• **GIVEN RECORDS**:
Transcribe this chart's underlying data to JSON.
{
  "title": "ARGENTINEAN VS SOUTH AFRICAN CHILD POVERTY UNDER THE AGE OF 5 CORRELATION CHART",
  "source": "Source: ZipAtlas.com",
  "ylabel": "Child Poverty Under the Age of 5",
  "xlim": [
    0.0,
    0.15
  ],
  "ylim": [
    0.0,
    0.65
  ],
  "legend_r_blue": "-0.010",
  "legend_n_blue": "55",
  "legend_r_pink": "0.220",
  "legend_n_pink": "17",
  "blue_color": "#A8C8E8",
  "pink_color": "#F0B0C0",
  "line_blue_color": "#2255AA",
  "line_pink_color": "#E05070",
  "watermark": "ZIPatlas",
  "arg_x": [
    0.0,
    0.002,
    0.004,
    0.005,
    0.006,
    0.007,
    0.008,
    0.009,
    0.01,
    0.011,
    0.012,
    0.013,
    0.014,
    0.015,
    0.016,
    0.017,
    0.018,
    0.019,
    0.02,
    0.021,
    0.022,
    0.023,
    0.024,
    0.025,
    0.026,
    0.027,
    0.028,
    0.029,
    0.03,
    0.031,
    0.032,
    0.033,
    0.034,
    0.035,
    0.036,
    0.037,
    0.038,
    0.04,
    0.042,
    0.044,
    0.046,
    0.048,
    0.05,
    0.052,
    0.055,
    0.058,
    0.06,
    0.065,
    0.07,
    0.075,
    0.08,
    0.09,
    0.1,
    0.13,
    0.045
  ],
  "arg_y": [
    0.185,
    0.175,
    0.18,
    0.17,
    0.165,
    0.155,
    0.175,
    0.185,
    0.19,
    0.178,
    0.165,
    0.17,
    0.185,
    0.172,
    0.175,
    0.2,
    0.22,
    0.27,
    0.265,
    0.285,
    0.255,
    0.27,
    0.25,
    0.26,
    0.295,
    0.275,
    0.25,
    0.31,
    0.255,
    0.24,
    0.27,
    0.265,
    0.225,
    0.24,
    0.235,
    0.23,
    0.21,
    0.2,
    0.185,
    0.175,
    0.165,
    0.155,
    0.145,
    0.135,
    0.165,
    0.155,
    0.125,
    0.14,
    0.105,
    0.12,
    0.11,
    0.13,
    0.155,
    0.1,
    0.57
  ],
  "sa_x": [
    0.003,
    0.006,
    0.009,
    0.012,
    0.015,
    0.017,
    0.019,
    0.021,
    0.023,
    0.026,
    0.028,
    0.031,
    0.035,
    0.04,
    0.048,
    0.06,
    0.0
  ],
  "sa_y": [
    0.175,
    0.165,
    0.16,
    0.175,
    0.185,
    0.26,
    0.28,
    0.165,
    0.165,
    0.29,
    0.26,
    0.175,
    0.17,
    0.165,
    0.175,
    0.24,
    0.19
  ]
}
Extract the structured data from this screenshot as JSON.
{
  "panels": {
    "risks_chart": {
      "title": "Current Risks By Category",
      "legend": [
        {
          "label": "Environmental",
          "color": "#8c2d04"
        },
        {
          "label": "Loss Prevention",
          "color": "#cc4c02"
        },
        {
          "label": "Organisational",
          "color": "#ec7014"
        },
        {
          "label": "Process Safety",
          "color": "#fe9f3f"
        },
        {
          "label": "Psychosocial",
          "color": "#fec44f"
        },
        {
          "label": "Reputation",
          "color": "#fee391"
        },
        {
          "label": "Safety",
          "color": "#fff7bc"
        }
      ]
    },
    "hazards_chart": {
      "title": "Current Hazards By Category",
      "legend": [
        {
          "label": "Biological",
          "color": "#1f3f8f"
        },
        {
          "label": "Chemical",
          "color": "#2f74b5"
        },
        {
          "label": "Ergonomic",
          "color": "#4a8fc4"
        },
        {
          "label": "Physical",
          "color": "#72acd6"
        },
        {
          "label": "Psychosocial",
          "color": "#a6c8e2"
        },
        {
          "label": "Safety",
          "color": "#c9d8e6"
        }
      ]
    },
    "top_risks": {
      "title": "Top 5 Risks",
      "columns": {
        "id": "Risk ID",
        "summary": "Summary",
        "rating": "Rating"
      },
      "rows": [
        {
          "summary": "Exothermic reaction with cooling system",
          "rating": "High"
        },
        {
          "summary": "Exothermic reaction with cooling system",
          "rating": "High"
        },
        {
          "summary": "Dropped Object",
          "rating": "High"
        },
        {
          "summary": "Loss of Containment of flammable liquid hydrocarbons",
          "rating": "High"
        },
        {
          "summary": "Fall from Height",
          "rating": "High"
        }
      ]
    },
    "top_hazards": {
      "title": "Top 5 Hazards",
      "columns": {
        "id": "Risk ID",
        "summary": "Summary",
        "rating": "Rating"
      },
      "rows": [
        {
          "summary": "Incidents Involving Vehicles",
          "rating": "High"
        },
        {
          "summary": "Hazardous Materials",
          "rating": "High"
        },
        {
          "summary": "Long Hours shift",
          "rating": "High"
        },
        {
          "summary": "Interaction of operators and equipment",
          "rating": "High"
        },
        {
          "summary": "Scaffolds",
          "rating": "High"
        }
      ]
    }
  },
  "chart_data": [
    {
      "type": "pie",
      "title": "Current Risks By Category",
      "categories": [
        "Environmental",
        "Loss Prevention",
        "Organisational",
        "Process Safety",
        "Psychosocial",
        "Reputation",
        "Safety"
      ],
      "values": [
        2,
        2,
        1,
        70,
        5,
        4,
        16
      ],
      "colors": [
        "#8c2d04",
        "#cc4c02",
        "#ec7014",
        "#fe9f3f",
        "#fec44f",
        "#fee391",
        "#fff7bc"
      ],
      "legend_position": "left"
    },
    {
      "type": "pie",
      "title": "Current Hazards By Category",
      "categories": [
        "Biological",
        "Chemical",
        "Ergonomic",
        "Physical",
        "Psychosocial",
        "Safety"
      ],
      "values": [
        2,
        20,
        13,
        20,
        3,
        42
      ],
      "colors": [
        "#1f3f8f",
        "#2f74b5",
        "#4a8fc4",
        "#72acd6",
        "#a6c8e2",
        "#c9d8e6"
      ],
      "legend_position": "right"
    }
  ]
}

• **EXERCISE INSTRUCTIONS**:
Copy out each line above, character for character.

• **PROBLEM SOLUTION**:
Transcribe this chart's underlying data to JSON.
{
  "title": "ARGENTINEAN VS SOUTH AFRICAN CHILD POVERTY UNDER THE AGE OF 5 CORRELATION CHART",
  "source": "Source: ZipAtlas.com",
  "ylabel": "Child Poverty Under the Age of 5",
  "xlim": [
    0.0,
    0.15
  ],
  "ylim": [
    0.0,
    0.65
  ],
  "legend_r_blue": "-0.010",
  "legend_n_blue": "55",
  "legend_r_pink": "0.220",
  "legend_n_pink": "17",
  "blue_color": "#A8C8E8",
  "pink_color": "#F0B0C0",
  "line_blue_color": "#2255AA",
  "line_pink_color": "#E05070",
  "watermark": "ZIPatlas",
  "arg_x": [
    0.0,
    0.002,
    0.004,
    0.005,
    0.006,
    0.007,
    0.008,
    0.009,
    0.01,
    0.011,
    0.012,
    0.013,
    0.014,
    0.015,
    0.016,
    0.017,
    0.018,
    0.019,
    0.02,
    0.021,
    0.022,
    0.023,
    0.024,
    0.025,
    0.026,
    0.027,
    0.028,
    0.029,
    0.03,
    0.031,
    0.032,
    0.033,
    0.034,
    0.035,
    0.036,
    0.037,
    0.038,
    0.04,
    0.042,
    0.044,
    0.046,
    0.048,
    0.05,
    0.052,
    0.055,
    0.058,
    0.06,
    0.065,
    0.07,
    0.075,
    0.08,
    0.09,
    0.1,
    0.13,
    0.045
  ],
  "arg_y": [
    0.185,
    0.175,
    0.18,
    0.17,
    0.165,
    0.155,
    0.175,
    0.185,
    0.19,
    0.178,
    0.165,
    0.17,
    0.185,
    0.172,
    0.175,
    0.2,
    0.22,
    0.27,
    0.265,
    0.285,
    0.255,
    0.27,
    0.25,
    0.26,
    0.295,
    0.275,
    0.25,
    0.31,
    0.255,
    0.24,
    0.27,
    0.265,
    0.225,
    0.24,
    0.235,
    0.23,
    0.21,
    0.2,
    0.185,
    0.175,
    0.165,
    0.155,
    0.145,
    0.135,
    0.165,
    0.155,
    0.125,
    0.14,
    0.105,
    0.12,
    0.11,
    0.13,
    0.155,
    0.1,
    0.57
  ],
  "sa_x": [
    0.003,
    0.006,
    0.009,
    0.012,
    0.015,
    0.017,
    0.019,
    0.021,
    0.023,
    0.026,
    0.028,
    0.031,
    0.035,
    0.04,
    0.048,
    0.06,
    0.0
  ],
  "sa_y": [
    0.175,
    0.165,
    0.16,
    0.175,
    0.185,
    0.26,
    0.28,
    0.165,
    0.165,
    0.29,
    0.26,
    0.175,
    0.17,
    0.165,
    0.175,
    0.24,
    0.19
  ]
}
Extract the structured data from this screenshot as JSON.
{
  "panels": {
    "risks_chart": {
      "title": "Current Risks By Category",
      "legend": [
        {
          "label": "Environmental",
          "color": "#8c2d04"
        },
        {
          "label": "Loss Prevention",
          "color": "#cc4c02"
        },
        {
          "label": "Organisational",
          "color": "#ec7014"
        },
        {
          "label": "Process Safety",
          "color": "#fe9f3f"
        },
        {
          "label": "Psychosocial",
          "color": "#fec44f"
        },
        {
          "label": "Reputation",
          "color": "#fee391"
        },
        {
          "label": "Safety",
          "color": "#fff7bc"
        }
      ]
    },
    "hazards_chart": {
      "title": "Current Hazards By Category",
      "legend": [
        {
          "label": "Biological",
          "color": "#1f3f8f"
        },
        {
          "label": "Chemical",
          "color": "#2f74b5"
        },
        {
          "label": "Ergonomic",
          "color": "#4a8fc4"
        },
        {
          "label": "Physical",
          "color": "#72acd6"
        },
        {
          "label": "Psychosocial",
          "color": "#a6c8e2"
        },
        {
          "label": "Safety",
          "color": "#c9d8e6"
        }
      ]
    },
    "top_risks": {
      "title": "Top 5 Risks",
      "columns": {
        "id": "Risk ID",
        "summary": "Summary",
        "rating": "Rating"
      },
      "rows": [
        {
          "summary": "Exothermic reaction with cooling system",
          "rating": "High"
        },
        {
          "summary": "Exothermic reaction with cooling system",
          "rating": "High"
        },
        {
          "summary": "Dropped Object",
          "rating": "High"
        },
        {
          "summary": "Loss of Containment of flammable liquid hydrocarbons",
          "rating": "High"
        },
        {
          "summary": "Fall from Height",
          "rating": "High"
        }
      ]
    },
    "top_hazards": {
      "title": "Top 5 Hazards",
      "columns": {
        "id": "Risk ID",
        "summary": "Summary",
        "rating": "Rating"
      },
      "rows": [
        {
          "summary": "Incidents Involving Vehicles",
          "rating": "High"
        },
        {
          "summary": "Hazardous Materials",
          "rating": "High"
        },
        {
          "summary": "Long Hours shift",
          "rating": "High"
        },
        {
          "summary": "Interaction of operators and equipment",
          "rating": "High"
        },
        {
          "summary": "Scaffolds",
          "rating": "High"
        }
      ]
    }
  },
  "chart_data": [
    {
      "type": "pie",
      "title": "Current Risks By Category",
      "categories": [
        "Environmental",
        "Loss Prevention",
        "Organisational",
        "Process Safety",
        "Psychosocial",
        "Reputation",
        "Safety"
      ],
      "values": [
        2,
        2,
        1,
        70,
        5,
        4,
        16
      ],
      "colors": [
        "#8c2d04",
        "#cc4c02",
        "#ec7014",
        "#fe9f3f",
        "#fec44f",
        "#fee391",
        "#fff7bc"
      ],
      "legend_position": "left"
    },
    {
      "type": "pie",
      "title": "Current Hazards By Category",
      "categories": [
        "Biological",
        "Chemical",
        "Ergonomic",
        "Physical",
        "Psychosocial",
        "Safety"
      ],
      "values": [
        2,
        20,
        13,
        20,
        3,
        42
      ],
      "colors": [
        "#1f3f8f",
        "#2f74b5",
        "#4a8fc4",
        "#72acd6",
        "#a6c8e2",
        "#c9d8e6"
      ],
      "legend_position": "right"
    }
  ]
}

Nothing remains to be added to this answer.